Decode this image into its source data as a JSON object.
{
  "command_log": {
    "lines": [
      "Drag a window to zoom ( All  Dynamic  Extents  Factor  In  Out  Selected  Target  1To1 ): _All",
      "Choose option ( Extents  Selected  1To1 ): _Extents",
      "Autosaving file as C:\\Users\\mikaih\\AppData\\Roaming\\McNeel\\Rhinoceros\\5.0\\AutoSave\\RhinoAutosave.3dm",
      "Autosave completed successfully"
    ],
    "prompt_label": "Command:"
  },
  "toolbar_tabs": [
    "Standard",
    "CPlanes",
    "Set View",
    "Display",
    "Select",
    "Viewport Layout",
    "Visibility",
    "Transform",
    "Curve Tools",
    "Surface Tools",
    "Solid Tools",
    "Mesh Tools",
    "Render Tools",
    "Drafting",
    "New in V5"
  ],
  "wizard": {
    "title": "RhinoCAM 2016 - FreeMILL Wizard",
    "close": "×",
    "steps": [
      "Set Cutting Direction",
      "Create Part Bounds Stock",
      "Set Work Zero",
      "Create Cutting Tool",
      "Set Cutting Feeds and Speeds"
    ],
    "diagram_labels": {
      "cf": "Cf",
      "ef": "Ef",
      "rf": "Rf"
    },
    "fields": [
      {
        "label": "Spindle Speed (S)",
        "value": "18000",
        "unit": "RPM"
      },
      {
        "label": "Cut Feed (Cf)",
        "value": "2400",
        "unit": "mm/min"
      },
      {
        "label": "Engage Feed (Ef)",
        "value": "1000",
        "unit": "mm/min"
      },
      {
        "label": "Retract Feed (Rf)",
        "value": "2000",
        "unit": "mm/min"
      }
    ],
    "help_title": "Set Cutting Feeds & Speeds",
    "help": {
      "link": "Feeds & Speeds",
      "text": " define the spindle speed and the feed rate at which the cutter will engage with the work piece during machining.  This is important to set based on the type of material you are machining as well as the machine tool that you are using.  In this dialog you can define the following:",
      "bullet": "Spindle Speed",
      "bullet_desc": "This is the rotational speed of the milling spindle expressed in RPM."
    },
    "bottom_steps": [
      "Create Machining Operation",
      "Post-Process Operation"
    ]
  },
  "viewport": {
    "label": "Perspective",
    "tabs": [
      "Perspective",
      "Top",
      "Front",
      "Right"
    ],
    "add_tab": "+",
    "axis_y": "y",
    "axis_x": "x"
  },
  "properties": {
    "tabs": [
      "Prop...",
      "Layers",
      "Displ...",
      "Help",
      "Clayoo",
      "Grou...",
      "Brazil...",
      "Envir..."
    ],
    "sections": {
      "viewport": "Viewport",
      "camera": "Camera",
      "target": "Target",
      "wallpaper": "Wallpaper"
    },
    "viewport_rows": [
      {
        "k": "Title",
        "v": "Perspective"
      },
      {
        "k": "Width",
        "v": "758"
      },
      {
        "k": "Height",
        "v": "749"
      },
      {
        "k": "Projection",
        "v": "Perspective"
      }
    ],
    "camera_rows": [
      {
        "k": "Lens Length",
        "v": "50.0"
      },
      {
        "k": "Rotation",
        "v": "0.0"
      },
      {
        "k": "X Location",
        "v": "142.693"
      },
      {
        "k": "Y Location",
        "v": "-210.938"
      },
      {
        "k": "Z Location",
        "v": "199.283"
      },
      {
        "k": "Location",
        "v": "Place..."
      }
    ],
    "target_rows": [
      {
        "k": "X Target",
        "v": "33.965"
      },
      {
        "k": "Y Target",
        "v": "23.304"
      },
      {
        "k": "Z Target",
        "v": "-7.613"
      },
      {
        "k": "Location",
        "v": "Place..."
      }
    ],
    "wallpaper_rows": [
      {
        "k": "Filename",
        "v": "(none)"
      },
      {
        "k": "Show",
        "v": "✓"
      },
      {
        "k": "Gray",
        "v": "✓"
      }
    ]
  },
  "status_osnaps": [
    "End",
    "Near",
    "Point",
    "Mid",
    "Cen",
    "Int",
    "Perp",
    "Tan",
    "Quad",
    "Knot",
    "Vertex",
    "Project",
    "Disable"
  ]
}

****************************************

Written problem
Output the listing above exactly as it appears.

Answer to this problem
Decode this image into its source data as a JSON object.
{
  "command_log": {
    "lines": [
      "Drag a window to zoom ( All  Dynamic  Extents  Factor  In  Out  Selected  Target  1To1 ): _All",
      "Choose option ( Extents  Selected  1To1 ): _Extents",
      "Autosaving file as C:\\Users\\mikaih\\AppData\\Roaming\\McNeel\\Rhinoceros\\5.0\\AutoSave\\RhinoAutosave.3dm",
      "Autosave completed successfully"
    ],
    "prompt_label": "Command:"
  },
  "toolbar_tabs": [
    "Standard",
    "CPlanes",
    "Set View",
    "Display",
    "Select",
    "Viewport Layout",
    "Visibility",
    "Transform",
    "Curve Tools",
    "Surface Tools",
    "Solid Tools",
    "Mesh Tools",
    "Render Tools",
    "Drafting",
    "New in V5"
  ],
  "wizard": {
    "title": "RhinoCAM 2016 - FreeMILL Wizard",
    "close": "×",
    "steps": [
      "Set Cutting Direction",
      "Create Part Bounds Stock",
      "Set Work Zero",
      "Create Cutting Tool",
      "Set Cutting Feeds and Speeds"
    ],
    "diagram_labels": {
      "cf": "Cf",
      "ef": "Ef",
      "rf": "Rf"
    },
    "fields": [
      {
        "label": "Spindle Speed (S)",
        "value": "18000",
        "unit": "RPM"
      },
      {
        "label": "Cut Feed (Cf)",
        "value": "2400",
        "unit": "mm/min"
      },
      {
        "label": "Engage Feed (Ef)",
        "value": "1000",
        "unit": "mm/min"
      },
      {
        "label": "Retract Feed (Rf)",
        "value": "2000",
        "unit": "mm/min"
      }
    ],
    "help_title": "Set Cutting Feeds & Speeds",
    "help": {
      "link": "Feeds & Speeds",
      "text": " define the spindle speed and the feed rate at which the cutter will engage with the work piece during machining.  This is important to set based on the type of material you are machining as well as the machine tool that you are using.  In this dialog you can define the following:",
      "bullet": "Spindle Speed",
      "bullet_desc": "This is the rotational speed of the milling spindle expressed in RPM."
    },
    "bottom_steps": [
      "Create Machining Operation",
      "Post-Process Operation"
    ]
  },
  "viewport": {
    "label": "Perspective",
    "tabs": [
      "Perspective",
      "Top",
      "Front",
      "Right"
    ],
    "add_tab": "+",
    "axis_y": "y",
    "axis_x": "x"
  },
  "properties": {
    "tabs": [
      "Prop...",
      "Layers",
      "Displ...",
      "Help",
      "Clayoo",
      "Grou...",
      "Brazil...",
      "Envir..."
    ],
    "sections": {
      "viewport": "Viewport",
      "camera": "Camera",
      "target": "Target",
      "wallpaper": "Wallpaper"
    },
    "viewport_rows": [
      {
        "k": "Title",
        "v": "Perspective"
      },
      {
        "k": "Width",
        "v": "758"
      },
      {
        "k": "Height",
        "v": "749"
      },
      {
        "k": "Projection",
        "v": "Perspective"
      }
    ],
    "camera_rows": [
      {
        "k": "Lens Length",
        "v": "50.0"
      },
      {
        "k": "Rotation",
        "v": "0.0"
      },
      {
        "k": "X Location",
        "v": "142.693"
      },
      {
        "k": "Y Location",
        "v": "-210.938"
      },
      {
        "k": "Z Location",
        "v": "199.283"
      },
      {
        "k": "Location",
        "v": "Place..."
      }
    ],
    "target_rows": [
      {
        "k": "X Target",
        "v": "33.965"
      },
      {
        "k": "Y Target",
        "v": "23.304"
      },
      {
        "k": "Z Target",
        "v": "-7.613"
      },
      {
        "k": "Location",
        "v": "Place..."
      }
    ],
    "wallpaper_rows": [
      {
        "k": "Filename",
        "v": "(none)"
      },
      {
        "k": "Show",
        "v": "✓"
      },
      {
        "k": "Gray",
        "v": "✓"
      }
    ]
  },
  "status_osnaps": [
    "End",
    "Near",
    "Point",
    "Mid",
    "Cen",
    "Int",
    "Perp",
    "Tan",
    "Quad",
    "Knot",
    "Vertex",
    "Project",
    "Disable"
  ]
}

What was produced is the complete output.